Objective: Retype the material below. Keep every word exactly as it is.

Provided entries:
----
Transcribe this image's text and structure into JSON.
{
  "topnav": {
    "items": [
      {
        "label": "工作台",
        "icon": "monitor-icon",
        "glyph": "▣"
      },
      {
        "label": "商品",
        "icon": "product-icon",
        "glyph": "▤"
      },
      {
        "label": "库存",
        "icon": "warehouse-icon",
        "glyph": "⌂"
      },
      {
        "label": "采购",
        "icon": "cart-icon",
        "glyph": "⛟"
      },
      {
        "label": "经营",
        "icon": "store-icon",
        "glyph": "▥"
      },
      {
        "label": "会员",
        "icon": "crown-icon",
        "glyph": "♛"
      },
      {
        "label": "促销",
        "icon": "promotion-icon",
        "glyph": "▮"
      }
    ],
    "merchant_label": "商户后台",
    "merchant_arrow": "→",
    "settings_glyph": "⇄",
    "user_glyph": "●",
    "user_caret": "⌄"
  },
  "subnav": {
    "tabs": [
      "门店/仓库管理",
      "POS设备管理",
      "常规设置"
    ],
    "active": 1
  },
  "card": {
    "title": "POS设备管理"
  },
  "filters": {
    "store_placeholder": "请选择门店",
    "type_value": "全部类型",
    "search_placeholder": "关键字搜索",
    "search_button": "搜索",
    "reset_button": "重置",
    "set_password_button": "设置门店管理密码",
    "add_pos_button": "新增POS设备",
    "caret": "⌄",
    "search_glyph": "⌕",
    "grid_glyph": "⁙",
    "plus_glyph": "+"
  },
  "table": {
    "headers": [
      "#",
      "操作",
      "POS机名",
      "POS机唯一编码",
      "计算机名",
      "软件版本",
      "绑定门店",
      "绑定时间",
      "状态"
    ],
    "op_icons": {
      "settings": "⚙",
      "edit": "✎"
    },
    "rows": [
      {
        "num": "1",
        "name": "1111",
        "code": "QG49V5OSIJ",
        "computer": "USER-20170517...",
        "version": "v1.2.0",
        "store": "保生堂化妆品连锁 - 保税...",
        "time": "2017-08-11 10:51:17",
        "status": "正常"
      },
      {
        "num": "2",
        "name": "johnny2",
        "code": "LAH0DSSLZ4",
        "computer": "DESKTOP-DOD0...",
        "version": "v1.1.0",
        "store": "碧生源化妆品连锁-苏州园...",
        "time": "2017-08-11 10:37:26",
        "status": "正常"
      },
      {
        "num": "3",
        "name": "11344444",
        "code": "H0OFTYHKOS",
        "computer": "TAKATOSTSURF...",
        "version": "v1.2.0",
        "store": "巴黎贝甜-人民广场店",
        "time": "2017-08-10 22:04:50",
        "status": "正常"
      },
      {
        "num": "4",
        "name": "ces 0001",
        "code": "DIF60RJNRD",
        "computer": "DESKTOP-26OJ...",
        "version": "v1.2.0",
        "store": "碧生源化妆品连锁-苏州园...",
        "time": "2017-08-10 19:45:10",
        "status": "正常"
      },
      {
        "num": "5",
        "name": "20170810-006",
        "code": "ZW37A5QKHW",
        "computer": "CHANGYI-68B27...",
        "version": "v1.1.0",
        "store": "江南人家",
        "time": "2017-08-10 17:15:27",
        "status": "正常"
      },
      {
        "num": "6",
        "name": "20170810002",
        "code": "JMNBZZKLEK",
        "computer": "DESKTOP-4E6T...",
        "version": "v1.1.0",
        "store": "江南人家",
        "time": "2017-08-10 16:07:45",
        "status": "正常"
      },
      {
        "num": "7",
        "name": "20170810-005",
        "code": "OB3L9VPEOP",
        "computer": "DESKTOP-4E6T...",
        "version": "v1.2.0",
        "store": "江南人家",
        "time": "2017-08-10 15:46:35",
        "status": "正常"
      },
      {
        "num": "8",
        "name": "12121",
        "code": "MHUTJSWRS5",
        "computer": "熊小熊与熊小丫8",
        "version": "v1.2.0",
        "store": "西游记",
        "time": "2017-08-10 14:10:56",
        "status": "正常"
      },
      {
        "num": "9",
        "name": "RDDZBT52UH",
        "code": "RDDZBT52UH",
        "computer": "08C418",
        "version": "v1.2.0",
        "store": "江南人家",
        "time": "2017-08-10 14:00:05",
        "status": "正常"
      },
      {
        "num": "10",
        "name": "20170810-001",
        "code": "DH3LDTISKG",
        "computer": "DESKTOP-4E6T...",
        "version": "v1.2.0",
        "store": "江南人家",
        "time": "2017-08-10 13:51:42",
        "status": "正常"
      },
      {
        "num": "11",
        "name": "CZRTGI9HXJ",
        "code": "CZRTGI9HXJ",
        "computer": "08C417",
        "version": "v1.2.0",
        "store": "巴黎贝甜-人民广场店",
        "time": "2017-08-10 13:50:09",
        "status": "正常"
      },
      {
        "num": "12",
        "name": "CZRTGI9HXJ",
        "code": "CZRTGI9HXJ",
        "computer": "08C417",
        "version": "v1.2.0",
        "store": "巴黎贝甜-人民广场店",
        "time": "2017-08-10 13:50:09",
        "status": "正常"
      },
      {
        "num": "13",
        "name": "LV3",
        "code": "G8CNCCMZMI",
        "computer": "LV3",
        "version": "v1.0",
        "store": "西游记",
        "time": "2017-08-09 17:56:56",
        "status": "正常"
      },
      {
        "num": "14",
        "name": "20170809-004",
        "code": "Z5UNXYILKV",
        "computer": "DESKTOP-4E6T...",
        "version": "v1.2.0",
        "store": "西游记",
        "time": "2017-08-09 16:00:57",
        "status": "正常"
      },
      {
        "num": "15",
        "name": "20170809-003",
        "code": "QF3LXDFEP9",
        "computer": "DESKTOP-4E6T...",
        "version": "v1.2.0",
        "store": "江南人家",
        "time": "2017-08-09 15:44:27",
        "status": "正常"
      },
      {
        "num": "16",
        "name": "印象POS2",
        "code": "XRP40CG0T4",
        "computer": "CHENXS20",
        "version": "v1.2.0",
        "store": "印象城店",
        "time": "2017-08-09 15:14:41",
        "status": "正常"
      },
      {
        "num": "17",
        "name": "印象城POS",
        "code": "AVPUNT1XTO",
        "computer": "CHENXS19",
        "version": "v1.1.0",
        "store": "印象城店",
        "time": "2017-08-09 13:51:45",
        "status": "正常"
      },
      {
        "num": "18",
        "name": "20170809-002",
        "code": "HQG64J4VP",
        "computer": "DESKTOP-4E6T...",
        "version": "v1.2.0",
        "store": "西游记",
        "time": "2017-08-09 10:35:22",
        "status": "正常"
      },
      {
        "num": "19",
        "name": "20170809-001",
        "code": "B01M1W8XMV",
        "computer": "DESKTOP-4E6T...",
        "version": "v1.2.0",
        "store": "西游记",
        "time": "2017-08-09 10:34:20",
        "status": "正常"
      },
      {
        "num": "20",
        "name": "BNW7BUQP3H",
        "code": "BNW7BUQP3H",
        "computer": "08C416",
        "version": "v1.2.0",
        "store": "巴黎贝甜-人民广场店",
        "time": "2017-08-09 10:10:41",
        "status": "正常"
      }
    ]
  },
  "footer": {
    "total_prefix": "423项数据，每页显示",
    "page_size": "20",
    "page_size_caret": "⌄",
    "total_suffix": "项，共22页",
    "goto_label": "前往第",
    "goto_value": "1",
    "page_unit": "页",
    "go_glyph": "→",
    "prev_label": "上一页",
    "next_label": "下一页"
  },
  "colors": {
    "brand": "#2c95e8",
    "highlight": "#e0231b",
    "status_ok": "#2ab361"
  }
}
----
Solution for this problem:
Transcribe this image's text and structure into JSON.
{
  "topnav": {
    "items": [
      {
        "label": "工作台",
        "icon": "monitor-icon",
        "glyph": "▣"
      },
      {
        "label": "商品",
        "icon": "product-icon",
        "glyph": "▤"
      },
      {
        "label": "库存",
        "icon": "warehouse-icon",
        "glyph": "⌂"
      },
      {
        "label": "采购",
        "icon": "cart-icon",
        "glyph": "⛟"
      },
      {
        "label": "经营",
        "icon": "store-icon",
        "glyph": "▥"
      },
      {
        "label": "会员",
        "icon": "crown-icon",
        "glyph": "♛"
      },
      {
        "label": "促销",
        "icon": "promotion-icon",
        "glyph": "▮"
      }
    ],
    "merchant_label": "商户后台",
    "merchant_arrow": "→",
    "settings_glyph": "⇄",
    "user_glyph": "●",
    "user_caret": "⌄"
  },
  "subnav": {
    "tabs": [
      "门店/仓库管理",
      "POS设备管理",
      "常规设置"
    ],
    "active": 1
  },
  "card": {
    "title": "POS设备管理"
  },
  "filters": {
    "store_placeholder": "请选择门店",
    "type_value": "全部类型",
    "search_placeholder": "关键字搜索",
    "search_button": "搜索",
    "reset_button": "重置",
    "set_password_button": "设置门店管理密码",
    "add_pos_button": "新增POS设备",
    "caret": "⌄",
    "search_glyph": "⌕",
    "grid_glyph": "⁙",
    "plus_glyph": "+"
  },
  "table": {
    "headers": [
      "#",
      "操作",
      "POS机名",
      "POS机唯一编码",
      "计算机名",
      "软件版本",
      "绑定门店",
      "绑定时间",
      "状态"
    ],
    "op_icons": {
      "settings": "⚙",
      "edit": "✎"
    },
    "rows": [
      {
        "num": "1",
        "name": "1111",
        "code": "QG49V5OSIJ",
        "computer": "USER-20170517...",
        "version": "v1.2.0",
        "store": "保生堂化妆品连锁 - 保税...",
        "time": "2017-08-11 10:51:17",
        "status": "正常"
      },
      {
        "num": "2",
        "name": "johnny2",
        "code": "LAH0DSSLZ4",
        "computer": "DESKTOP-DOD0...",
        "version": "v1.1.0",
        "store": "碧生源化妆品连锁-苏州园...",
        "time": "2017-08-11 10:37:26",
        "status": "正常"
      },
      {
        "num": "3",
        "name": "11344444",
        "code": "H0OFTYHKOS",
        "computer": "TAKATOSTSURF...",
        "version": "v1.2.0",
        "store": "巴黎贝甜-人民广场店",
        "time": "2017-08-10 22:04:50",
        "status": "正常"
      },
      {
        "num": "4",
        "name": "ces 0001",
        "code": "DIF60RJNRD",
        "computer": "DESKTOP-26OJ...",
        "version": "v1.2.0",
        "store": "碧生源化妆品连锁-苏州园...",
        "time": "2017-08-10 19:45:10",
        "status": "正常"
      },
      {
        "num": "5",
        "name": "20170810-006",
        "code": "ZW37A5QKHW",
        "computer": "CHANGYI-68B27...",
        "version": "v1.1.0",
        "store": "江南人家",
        "time": "2017-08-10 17:15:27",
        "status": "正常"
      },
      {
        "num": "6",
        "name": "20170810002",
        "code": "JMNBZZKLEK",
        "computer": "DESKTOP-4E6T...",
        "version": "v1.1.0",
        "store": "江南人家",
        "time": "2017-08-10 16:07:45",
        "status": "正常"
      },
      {
        "num": "7",
        "name": "20170810-005",
        "code": "OB3L9VPEOP",
        "computer": "DESKTOP-4E6T...",
        "version": "v1.2.0",
        "store": "江南人家",
        "time": "2017-08-10 15:46:35",
        "status": "正常"
      },
      {
        "num": "8",
        "name": "12121",
        "code": "MHUTJSWRS5",
        "computer": "熊小熊与熊小丫8",
        "version": "v1.2.0",
        "store": "西游记",
        "time": "2017-08-10 14:10:56",
        "status": "正常"
      },
      {
        "num": "9",
        "name": "RDDZBT52UH",
        "code": "RDDZBT52UH",
        "computer": "08C418",
        "version": "v1.2.0",
        "store": "江南人家",
        "time": "2017-08-10 14:00:05",
        "status": "正常"
      },
      {
        "num": "10",
        "name": "20170810-001",
        "code": "DH3LDTISKG",
        "computer": "DESKTOP-4E6T...",
        "version": "v1.2.0",
        "store": "江南人家",
        "time": "2017-08-10 13:51:42",
        "status": "正常"
      },
      {
        "num": "11",
        "name": "CZRTGI9HXJ",
        "code": "CZRTGI9HXJ",
        "computer": "08C417",
        "version": "v1.2.0",
        "store": "巴黎贝甜-人民广场店",
        "time": "2017-08-10 13:50:09",
        "status": "正常"
      },
      {
        "num": "12",
        "name": "CZRTGI9HXJ",
        "code": "CZRTGI9HXJ",
        "computer": "08C417",
        "version": "v1.2.0",
        "store": "巴黎贝甜-人民广场店",
        "time": "2017-08-10 13:50:09",
        "status": "正常"
      },
      {
        "num": "13",
        "name": "LV3",
        "code": "G8CNCCMZMI",
        "computer": "LV3",
        "version": "v1.0",
        "store": "西游记",
        "time": "2017-08-09 17:56:56",
        "status": "正常"
      },
      {
        "num": "14",
        "name": "20170809-004",
        "code": "Z5UNXYILKV",
        "computer": "DESKTOP-4E6T...",
        "version": "v1.2.0",
        "store": "西游记",
        "time": "2017-08-09 16:00:57",
        "status": "正常"
      },
      {
        "num": "15",
        "name": "20170809-003",
        "code": "QF3LXDFEP9",
        "computer": "DESKTOP-4E6T...",
        "version": "v1.2.0",
        "store": "江南人家",
        "time": "2017-08-09 15:44:27",
        "status": "正常"
      },
      {
        "num": "16",
        "name": "印象POS2",
        "code": "XRP40CG0T4",
        "computer": "CHENXS20",
        "version": "v1.2.0",
        "store": "印象城店",
        "time": "2017-08-09 15:14:41",
        "status": "正常"
      },
      {
        "num": "17",
        "name": "印象城POS",
        "code": "AVPUNT1XTO",
        "computer": "CHENXS19",
        "version": "v1.1.0",
        "store": "印象城店",
        "time": "2017-08-09 13:51:45",
        "status": "正常"
      },
      {
        "num": "18",
        "name": "20170809-002",
        "code": "HQG64J4VP",
        "computer": "DESKTOP-4E6T...",
        "version": "v1.2.0",
        "store": "西游记",
        "time": "2017-08-09 10:35:22",
        "status": "正常"
      },
      {
        "num": "19",
        "name": "20170809-001",
        "code": "B01M1W8XMV",
        "computer": "DESKTOP-4E6T...",
        "version": "v1.2.0",
        "store": "西游记",
        "time": "2017-08-09 10:34:20",
        "status": "正常"
      },
      {
        "num": "20",
        "name": "BNW7BUQP3H",
        "code": "BNW7BUQP3H",
        "computer": "08C416",
        "version": "v1.2.0",
        "store": "巴黎贝甜-人民广场店",
        "time": "2017-08-09 10:10:41",
        "status": "正常"
      }
    ]
  },
  "footer": {
    "total_prefix": "423项数据，每页显示",
    "page_size": "20",
    "page_size_caret": "⌄",
    "total_suffix": "项，共22页",
    "goto_label": "前往第",
    "goto_value": "1",
    "page_unit": "页",
    "go_glyph": "→",
    "prev_label": "上一页",
    "next_label": "下一页"
  },
  "colors": {
    "brand": "#2c95e8",
    "highlight": "#e0231b",
    "status_ok": "#2ab361"
  }
}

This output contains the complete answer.